● **Text to read**

# Ladue pike/walleye/cats/bass



## hammer40 (Mar 13, 2009)

hittin ladue tomorrow hopin for a pike or 2....wonderin if anyone has done any good there lately?


----------



## ParmaBass (Apr 11, 2004)

What time you heading out? I plan on being on the water around 10. Saw a post a week or so ago about some Pike being caught out there.


----------



## hammer40 (Mar 13, 2009)

be out early launching off the 44 bridge area....be in a 15ft fisher....what u goin for tomorrow?


----------



## ParmaBass (Apr 11, 2004)

Hopefully Bass, I'll most likely be launching from the 44 launch too. And your Fisher is a foot longer than mine!


----------



## hammer40 (Mar 13, 2009)

good luck! guess ill c ya there


----------



## Shorefishin (Mar 27, 2009)

Drove past Ladue 422 Causeway at 11pm, There were 10 cars parked along with guys fishing and atleast 1 boat near the bridge. Anyone care to give a report?


----------



## marshal45 (Mar 8, 2007)

They were probably fishing for crappie, catfish or walleye. I spent a number of years trying that whole night bite fishing off of the causeway for walleye and in about 5 years of trying I caught one 16 incher. Just to tell you how rare it is to actually get one out there, if you get one you will remember it for the rest of your life. I wouldn't waste your time as they bite a lot better at Mosquito at night. There are no walleye at Ladue!


----------



## heyjay (Mar 22, 2005)

Shorefishin said:


> Drove past Ladue 422 Causeway at 11pm, There were 10 cars parked along with guys fishing and atleast 1 boat near the bridge. Anyone care to give a report?


They've been smashing the eyes'. I personally have seen 2 over 28 inches and 1 was 29 1/2. Some real HOGS. It's starting to cool off now, right after ice out is usually the best time.


----------



## hammer40 (Mar 13, 2009)

wow i had no idea there was that kind of size in there


----------



## BigDaddy300 (Nov 1, 2004)

hammer40 said:


> wow i had no idea there was that kind of size in there


Few and far between.


----------



## marshal45 (Mar 8, 2007)

This is what I meant. When a nice one or two is caught, we will always remember it. There is maybe two days a year when the nice fish are caught! Don't get me wrong, I have seen them caught, it is just rare. I still have it on my calendar the day I caught mine.


----------



## LJACKSON36 (Jan 4, 2006)

There are some decent to nice sized eyes in Ladue. I had heard of there being some nice there and i had doubted it until two years ago when i was fishing under the Rt 44 bridge for crappie one evening in standing in about 
1-1 1/2 foot of water. i was resting and the jig i was using was resting just about a foot in front me and about 3-6 inches under the surface and it was inhaled by a nice 23 inch eye that scared crap out of me as i was not expecting anything to take the jig with it being some close to me and the shoreline. but they are are hard to come by unless you really get to know the lake. from what i have heard the eyes frequent the area between the Rt 44 bridge and the 422 bridge due to the cover and the structure the is present.

● **Entries supplied**

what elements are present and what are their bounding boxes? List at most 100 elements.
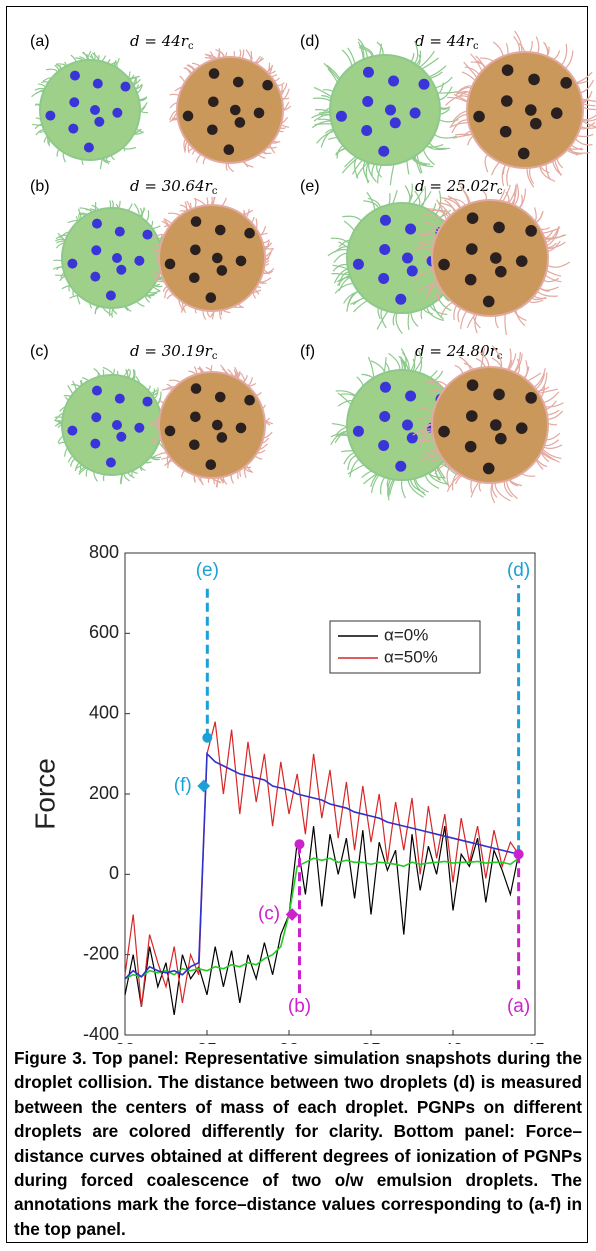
nanoparticle bbox=[409, 107, 421, 119]
droplet bbox=[311, 38, 460, 186]
nanoparticle bbox=[482, 295, 495, 308]
nanoparticle bbox=[112, 107, 123, 118]
y-tick-label: 800 bbox=[89, 542, 119, 562]
nanoparticle bbox=[190, 244, 201, 256]
nanoparticle bbox=[134, 422, 145, 433]
nanoparticle bbox=[114, 226, 125, 237]
nanoparticle bbox=[466, 379, 479, 391]
nanoparticle bbox=[116, 264, 127, 275]
nanoparticle bbox=[464, 273, 477, 286]
distance-subscript: c bbox=[212, 186, 218, 197]
nanoparticle bbox=[90, 105, 100, 115]
nanoparticle bbox=[67, 425, 78, 436]
y-tick-label: -200 bbox=[83, 943, 119, 963]
nanoparticle bbox=[495, 265, 507, 278]
x-tick-label: 30 bbox=[279, 1040, 299, 1044]
nanoparticle bbox=[438, 425, 450, 438]
nanoparticle bbox=[112, 420, 122, 430]
distance-text: d = 44r bbox=[130, 32, 189, 50]
distance-text: d = 30.64r bbox=[130, 177, 213, 195]
droplet bbox=[149, 364, 274, 488]
nanoparticle bbox=[69, 97, 80, 108]
series-line bbox=[124, 826, 520, 1016]
nanoparticle bbox=[378, 440, 390, 452]
nanoparticle bbox=[361, 125, 373, 137]
nanoparticle bbox=[91, 412, 102, 423]
nanoparticle bbox=[530, 117, 542, 130]
snapshot-label: (d) bbox=[300, 33, 320, 50]
y-tick-label: 200 bbox=[89, 783, 119, 803]
nanoparticle bbox=[216, 265, 228, 276]
y-tick-label: 600 bbox=[89, 622, 119, 642]
nanoparticle bbox=[190, 411, 201, 423]
x-tick-label: 40 bbox=[443, 1040, 463, 1044]
nanoparticle bbox=[67, 258, 78, 269]
nanoparticle bbox=[352, 425, 364, 437]
annotation-label: (e) bbox=[196, 560, 219, 581]
droplet-core bbox=[176, 56, 284, 164]
nanoparticle bbox=[190, 383, 202, 394]
nanoparticle bbox=[495, 432, 507, 445]
nanoparticle bbox=[395, 460, 407, 472]
nanoparticle bbox=[134, 255, 145, 266]
annotation-point bbox=[294, 839, 305, 850]
nanoparticle bbox=[112, 253, 122, 263]
nanoparticle bbox=[362, 95, 374, 107]
legend-box bbox=[329, 620, 481, 674]
nanoparticle bbox=[379, 381, 391, 393]
nanoparticle bbox=[515, 255, 528, 267]
snapshot-distance: d = 44rc bbox=[415, 32, 479, 52]
nanoparticle bbox=[490, 419, 502, 431]
x-tick-label: 20 bbox=[115, 1040, 135, 1044]
nanoparticle bbox=[190, 216, 202, 227]
snapshot-distance: d = 44rc bbox=[130, 32, 194, 52]
x-tick-label: 45 bbox=[525, 1040, 545, 1044]
nanoparticle bbox=[466, 212, 479, 224]
distance-text: d = 44r bbox=[415, 32, 474, 50]
nanoparticle bbox=[395, 293, 407, 305]
distance-subscript: c bbox=[188, 41, 194, 52]
x-tick-label: 35 bbox=[361, 1040, 381, 1044]
droplet-core bbox=[158, 204, 266, 312]
nanoparticle bbox=[205, 459, 217, 471]
droplet bbox=[413, 183, 571, 336]
nanoparticle bbox=[69, 70, 80, 81]
nanoparticle bbox=[216, 432, 228, 443]
nanoparticle bbox=[230, 104, 241, 116]
nanoparticle bbox=[214, 224, 226, 236]
nanoparticle bbox=[94, 116, 105, 127]
droplet bbox=[330, 348, 476, 501]
distance-text: d = 24.80r bbox=[415, 342, 498, 360]
nanoparticle bbox=[335, 110, 347, 122]
snapshot-label: (a) bbox=[30, 33, 50, 50]
nanoparticle bbox=[388, 75, 400, 87]
nanoparticle bbox=[120, 81, 131, 92]
nanoparticle bbox=[379, 214, 391, 226]
series-line bbox=[124, 751, 519, 980]
nanoparticle bbox=[91, 385, 102, 396]
nanoparticle bbox=[232, 76, 244, 88]
figure: (a) d = 44rc(b) d = 30.64rc(c) d = 30.19rc(… bbox=[29, 30, 596, 1044]
annotation-label: (a) bbox=[507, 996, 530, 1017]
series-line bbox=[124, 721, 520, 1007]
nanoparticle bbox=[262, 79, 273, 91]
nanoparticle bbox=[406, 265, 418, 277]
distance-text: d = 25.02r bbox=[415, 177, 498, 195]
nanoparticle bbox=[473, 110, 485, 123]
nanoparticle bbox=[92, 78, 103, 89]
nanoparticle bbox=[83, 142, 94, 153]
nanoparticle bbox=[189, 439, 200, 451]
nanoparticle bbox=[244, 227, 255, 239]
series-line bbox=[124, 857, 520, 980]
droplet bbox=[412, 345, 564, 504]
nanoparticle bbox=[212, 419, 223, 431]
nanoparticle bbox=[402, 419, 413, 431]
snapshot-label: (b) bbox=[30, 178, 50, 195]
nanoparticle bbox=[515, 422, 528, 434]
nanoparticle bbox=[164, 425, 176, 437]
nanoparticle bbox=[164, 258, 176, 270]
nanoparticle bbox=[405, 223, 417, 235]
nanoparticle bbox=[464, 440, 477, 453]
annotation-label: (d) bbox=[507, 560, 530, 581]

● **Problem statement**
Retype the Ladue fishing thread word for word, from "They've been smashing" down to "the best time.". Work only from the Ladue fishing thread.

● **Solution to this task**
They've been smashing the eyes'. I personally have seen 2 over 28 inches and 1 was 29 1/2. Some real HOGS. It's starting to cool off now, right after ice out is usually the best time.